[Rows from a figure dataset]
**********
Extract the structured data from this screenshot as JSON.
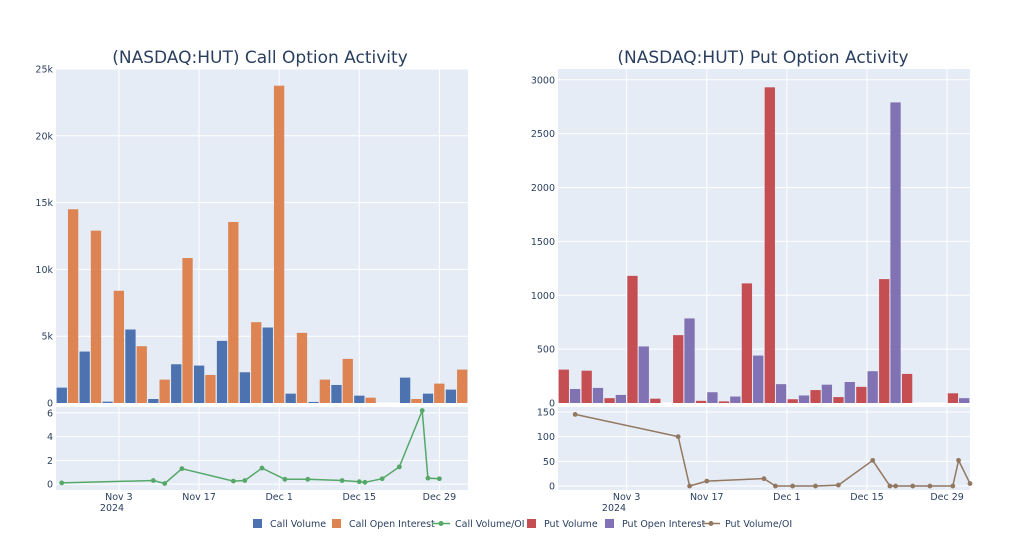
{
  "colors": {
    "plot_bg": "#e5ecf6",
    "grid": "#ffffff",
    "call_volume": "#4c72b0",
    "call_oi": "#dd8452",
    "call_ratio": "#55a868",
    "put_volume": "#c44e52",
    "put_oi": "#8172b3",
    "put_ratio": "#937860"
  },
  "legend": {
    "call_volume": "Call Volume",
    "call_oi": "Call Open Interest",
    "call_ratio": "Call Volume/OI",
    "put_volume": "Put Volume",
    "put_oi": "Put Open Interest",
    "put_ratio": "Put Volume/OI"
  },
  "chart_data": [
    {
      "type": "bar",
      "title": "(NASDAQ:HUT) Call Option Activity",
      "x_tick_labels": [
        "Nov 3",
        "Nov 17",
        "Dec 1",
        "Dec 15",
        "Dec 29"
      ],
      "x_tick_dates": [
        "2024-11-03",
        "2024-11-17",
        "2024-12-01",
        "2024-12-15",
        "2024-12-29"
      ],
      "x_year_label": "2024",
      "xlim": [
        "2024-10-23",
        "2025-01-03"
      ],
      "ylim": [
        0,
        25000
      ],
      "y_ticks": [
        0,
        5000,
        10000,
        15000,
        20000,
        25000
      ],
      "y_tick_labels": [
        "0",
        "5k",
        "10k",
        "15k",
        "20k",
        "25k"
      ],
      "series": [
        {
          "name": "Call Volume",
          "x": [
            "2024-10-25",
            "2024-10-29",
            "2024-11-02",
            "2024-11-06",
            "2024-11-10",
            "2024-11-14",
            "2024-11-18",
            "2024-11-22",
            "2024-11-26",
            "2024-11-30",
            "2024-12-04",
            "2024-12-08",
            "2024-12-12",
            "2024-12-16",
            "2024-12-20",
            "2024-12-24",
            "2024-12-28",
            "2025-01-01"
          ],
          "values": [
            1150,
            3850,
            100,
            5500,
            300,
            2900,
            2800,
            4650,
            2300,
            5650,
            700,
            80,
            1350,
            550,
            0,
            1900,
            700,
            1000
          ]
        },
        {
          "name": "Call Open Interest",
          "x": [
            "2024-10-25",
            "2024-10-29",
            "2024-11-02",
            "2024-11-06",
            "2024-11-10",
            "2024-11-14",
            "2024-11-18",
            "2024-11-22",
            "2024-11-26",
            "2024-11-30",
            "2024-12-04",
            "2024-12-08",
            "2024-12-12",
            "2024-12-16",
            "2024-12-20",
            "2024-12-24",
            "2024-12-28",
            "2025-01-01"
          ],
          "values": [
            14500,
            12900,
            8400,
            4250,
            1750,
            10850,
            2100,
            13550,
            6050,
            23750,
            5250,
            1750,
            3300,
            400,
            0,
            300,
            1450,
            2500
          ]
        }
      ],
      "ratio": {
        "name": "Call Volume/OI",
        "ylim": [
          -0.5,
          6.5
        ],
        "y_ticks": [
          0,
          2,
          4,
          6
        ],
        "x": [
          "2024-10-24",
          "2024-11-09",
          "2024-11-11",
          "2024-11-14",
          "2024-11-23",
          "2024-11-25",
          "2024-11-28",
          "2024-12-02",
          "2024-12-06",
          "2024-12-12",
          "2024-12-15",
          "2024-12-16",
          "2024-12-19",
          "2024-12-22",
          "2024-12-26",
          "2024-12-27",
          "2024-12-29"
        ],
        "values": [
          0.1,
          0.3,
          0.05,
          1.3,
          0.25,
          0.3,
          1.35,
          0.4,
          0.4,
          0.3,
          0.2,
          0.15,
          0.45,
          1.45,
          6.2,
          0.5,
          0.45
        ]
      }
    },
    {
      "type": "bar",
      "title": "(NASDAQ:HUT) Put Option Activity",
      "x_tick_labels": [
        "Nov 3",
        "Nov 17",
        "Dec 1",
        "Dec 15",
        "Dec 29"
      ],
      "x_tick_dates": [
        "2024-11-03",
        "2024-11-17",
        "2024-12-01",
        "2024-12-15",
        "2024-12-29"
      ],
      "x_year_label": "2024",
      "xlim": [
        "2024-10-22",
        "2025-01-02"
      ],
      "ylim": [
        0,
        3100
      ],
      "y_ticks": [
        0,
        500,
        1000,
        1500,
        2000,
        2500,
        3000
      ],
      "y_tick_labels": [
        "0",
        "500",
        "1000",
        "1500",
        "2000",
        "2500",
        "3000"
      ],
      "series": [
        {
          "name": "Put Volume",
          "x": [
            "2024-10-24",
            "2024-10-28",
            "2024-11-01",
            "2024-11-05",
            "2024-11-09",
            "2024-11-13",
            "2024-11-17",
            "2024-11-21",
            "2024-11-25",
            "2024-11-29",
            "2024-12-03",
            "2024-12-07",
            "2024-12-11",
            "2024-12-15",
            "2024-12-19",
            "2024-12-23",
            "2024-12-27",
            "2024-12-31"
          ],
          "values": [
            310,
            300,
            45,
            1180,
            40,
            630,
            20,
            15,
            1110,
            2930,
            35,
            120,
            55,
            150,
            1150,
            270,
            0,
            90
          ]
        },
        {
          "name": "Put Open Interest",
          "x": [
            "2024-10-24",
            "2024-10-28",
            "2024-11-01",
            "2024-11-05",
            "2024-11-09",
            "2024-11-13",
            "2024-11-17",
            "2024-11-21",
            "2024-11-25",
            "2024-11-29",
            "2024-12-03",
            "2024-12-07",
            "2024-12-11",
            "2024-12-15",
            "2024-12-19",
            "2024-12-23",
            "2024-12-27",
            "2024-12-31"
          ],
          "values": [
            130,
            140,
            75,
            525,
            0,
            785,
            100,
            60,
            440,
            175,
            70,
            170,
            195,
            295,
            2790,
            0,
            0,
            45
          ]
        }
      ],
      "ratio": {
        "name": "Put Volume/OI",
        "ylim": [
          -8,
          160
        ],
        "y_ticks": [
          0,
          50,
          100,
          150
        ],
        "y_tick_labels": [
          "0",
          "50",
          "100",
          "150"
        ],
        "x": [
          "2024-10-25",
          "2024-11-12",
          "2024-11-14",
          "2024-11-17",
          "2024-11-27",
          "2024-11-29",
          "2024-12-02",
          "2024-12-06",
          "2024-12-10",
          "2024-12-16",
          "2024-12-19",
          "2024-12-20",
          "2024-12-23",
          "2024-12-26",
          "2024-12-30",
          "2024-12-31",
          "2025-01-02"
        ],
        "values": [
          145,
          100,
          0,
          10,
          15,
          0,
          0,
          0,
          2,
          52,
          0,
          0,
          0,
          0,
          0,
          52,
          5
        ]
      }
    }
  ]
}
**********
What is expected: Transcribe every line in the entries above, taking out only the images.

Solution for this problem:
Extract the structured data from this screenshot as JSON.
{
  "colors": {
    "plot_bg": "#e5ecf6",
    "grid": "#ffffff",
    "call_volume": "#4c72b0",
    "call_oi": "#dd8452",
    "call_ratio": "#55a868",
    "put_volume": "#c44e52",
    "put_oi": "#8172b3",
    "put_ratio": "#937860"
  },
  "legend": {
    "call_volume": "Call Volume",
    "call_oi": "Call Open Interest",
    "call_ratio": "Call Volume/OI",
    "put_volume": "Put Volume",
    "put_oi": "Put Open Interest",
    "put_ratio": "Put Volume/OI"
  },
  "chart_data": [
    {
      "type": "bar",
      "title": "(NASDAQ:HUT) Call Option Activity",
      "x_tick_labels": [
        "Nov 3",
        "Nov 17",
        "Dec 1",
        "Dec 15",
        "Dec 29"
      ],
      "x_tick_dates": [
        "2024-11-03",
        "2024-11-17",
        "2024-12-01",
        "2024-12-15",
        "2024-12-29"
      ],
      "x_year_label": "2024",
      "xlim": [
        "2024-10-23",
        "2025-01-03"
      ],
      "ylim": [
        0,
        25000
      ],
      "y_ticks": [
        0,
        5000,
        10000,
        15000,
        20000,
        25000
      ],
      "y_tick_labels": [
        "0",
        "5k",
        "10k",
        "15k",
        "20k",
        "25k"
      ],
      "series": [
        {
          "name": "Call Volume",
          "x": [
            "2024-10-25",
            "2024-10-29",
            "2024-11-02",
            "2024-11-06",
            "2024-11-10",
            "2024-11-14",
            "2024-11-18",
            "2024-11-22",
            "2024-11-26",
            "2024-11-30",
            "2024-12-04",
            "2024-12-08",
            "2024-12-12",
            "2024-12-16",
            "2024-12-20",
            "2024-12-24",
            "2024-12-28",
            "2025-01-01"
          ],
          "values": [
            1150,
            3850,
            100,
            5500,
            300,
            2900,
            2800,
            4650,
            2300,
            5650,
            700,
            80,
            1350,
            550,
            0,
            1900,
            700,
            1000
          ]
        },
        {
          "name": "Call Open Interest",
          "x": [
            "2024-10-25",
            "2024-10-29",
            "2024-11-02",
            "2024-11-06",
            "2024-11-10",
            "2024-11-14",
            "2024-11-18",
            "2024-11-22",
            "2024-11-26",
            "2024-11-30",
            "2024-12-04",
            "2024-12-08",
            "2024-12-12",
            "2024-12-16",
            "2024-12-20",
            "2024-12-24",
            "2024-12-28",
            "2025-01-01"
          ],
          "values": [
            14500,
            12900,
            8400,
            4250,
            1750,
            10850,
            2100,
            13550,
            6050,
            23750,
            5250,
            1750,
            3300,
            400,
            0,
            300,
            1450,
            2500
          ]
        }
      ],
      "ratio": {
        "name": "Call Volume/OI",
        "ylim": [
          -0.5,
          6.5
        ],
        "y_ticks": [
          0,
          2,
          4,
          6
        ],
        "x": [
          "2024-10-24",
          "2024-11-09",
          "2024-11-11",
          "2024-11-14",
          "2024-11-23",
          "2024-11-25",
          "2024-11-28",
          "2024-12-02",
          "2024-12-06",
          "2024-12-12",
          "2024-12-15",
          "2024-12-16",
          "2024-12-19",
          "2024-12-22",
          "2024-12-26",
          "2024-12-27",
          "2024-12-29"
        ],
        "values": [
          0.1,
          0.3,
          0.05,
          1.3,
          0.25,
          0.3,
          1.35,
          0.4,
          0.4,
          0.3,
          0.2,
          0.15,
          0.45,
          1.45,
          6.2,
          0.5,
          0.45
        ]
      }
    },
    {
      "type": "bar",
      "title": "(NASDAQ:HUT) Put Option Activity",
      "x_tick_labels": [
        "Nov 3",
        "Nov 17",
        "Dec 1",
        "Dec 15",
        "Dec 29"
      ],
      "x_tick_dates": [
        "2024-11-03",
        "2024-11-17",
        "2024-12-01",
        "2024-12-15",
        "2024-12-29"
      ],
      "x_year_label": "2024",
      "xlim": [
        "2024-10-22",
        "2025-01-02"
      ],
      "ylim": [
        0,
        3100
      ],
      "y_ticks": [
        0,
        500,
        1000,
        1500,
        2000,
        2500,
        3000
      ],
      "y_tick_labels": [
        "0",
        "500",
        "1000",
        "1500",
        "2000",
        "2500",
        "3000"
      ],
      "series": [
        {
          "name": "Put Volume",
          "x": [
            "2024-10-24",
            "2024-10-28",
            "2024-11-01",
            "2024-11-05",
            "2024-11-09",
            "2024-11-13",
            "2024-11-17",
            "2024-11-21",
            "2024-11-25",
            "2024-11-29",
            "2024-12-03",
            "2024-12-07",
            "2024-12-11",
            "2024-12-15",
            "2024-12-19",
            "2024-12-23",
            "2024-12-27",
            "2024-12-31"
          ],
          "values": [
            310,
            300,
            45,
            1180,
            40,
            630,
            20,
            15,
            1110,
            2930,
            35,
            120,
            55,
            150,
            1150,
            270,
            0,
            90
          ]
        },
        {
          "name": "Put Open Interest",
          "x": [
            "2024-10-24",
            "2024-10-28",
            "2024-11-01",
            "2024-11-05",
            "2024-11-09",
            "2024-11-13",
            "2024-11-17",
            "2024-11-21",
            "2024-11-25",
            "2024-11-29",
            "2024-12-03",
            "2024-12-07",
            "2024-12-11",
            "2024-12-15",
            "2024-12-19",
            "2024-12-23",
            "2024-12-27",
            "2024-12-31"
          ],
          "values": [
            130,
            140,
            75,
            525,
            0,
            785,
            100,
            60,
            440,
            175,
            70,
            170,
            195,
            295,
            2790,
            0,
            0,
            45
          ]
        }
      ],
      "ratio": {
        "name": "Put Volume/OI",
        "ylim": [
          -8,
          160
        ],
        "y_ticks": [
          0,
          50,
          100,
          150
        ],
        "y_tick_labels": [
          "0",
          "50",
          "100",
          "150"
        ],
        "x": [
          "2024-10-25",
          "2024-11-12",
          "2024-11-14",
          "2024-11-17",
          "2024-11-27",
          "2024-11-29",
          "2024-12-02",
          "2024-12-06",
          "2024-12-10",
          "2024-12-16",
          "2024-12-19",
          "2024-12-20",
          "2024-12-23",
          "2024-12-26",
          "2024-12-30",
          "2024-12-31",
          "2025-01-02"
        ],
        "values": [
          145,
          100,
          0,
          10,
          15,
          0,
          0,
          0,
          2,
          52,
          0,
          0,
          0,
          0,
          0,
          52,
          5
        ]
      }
    }
  ]
}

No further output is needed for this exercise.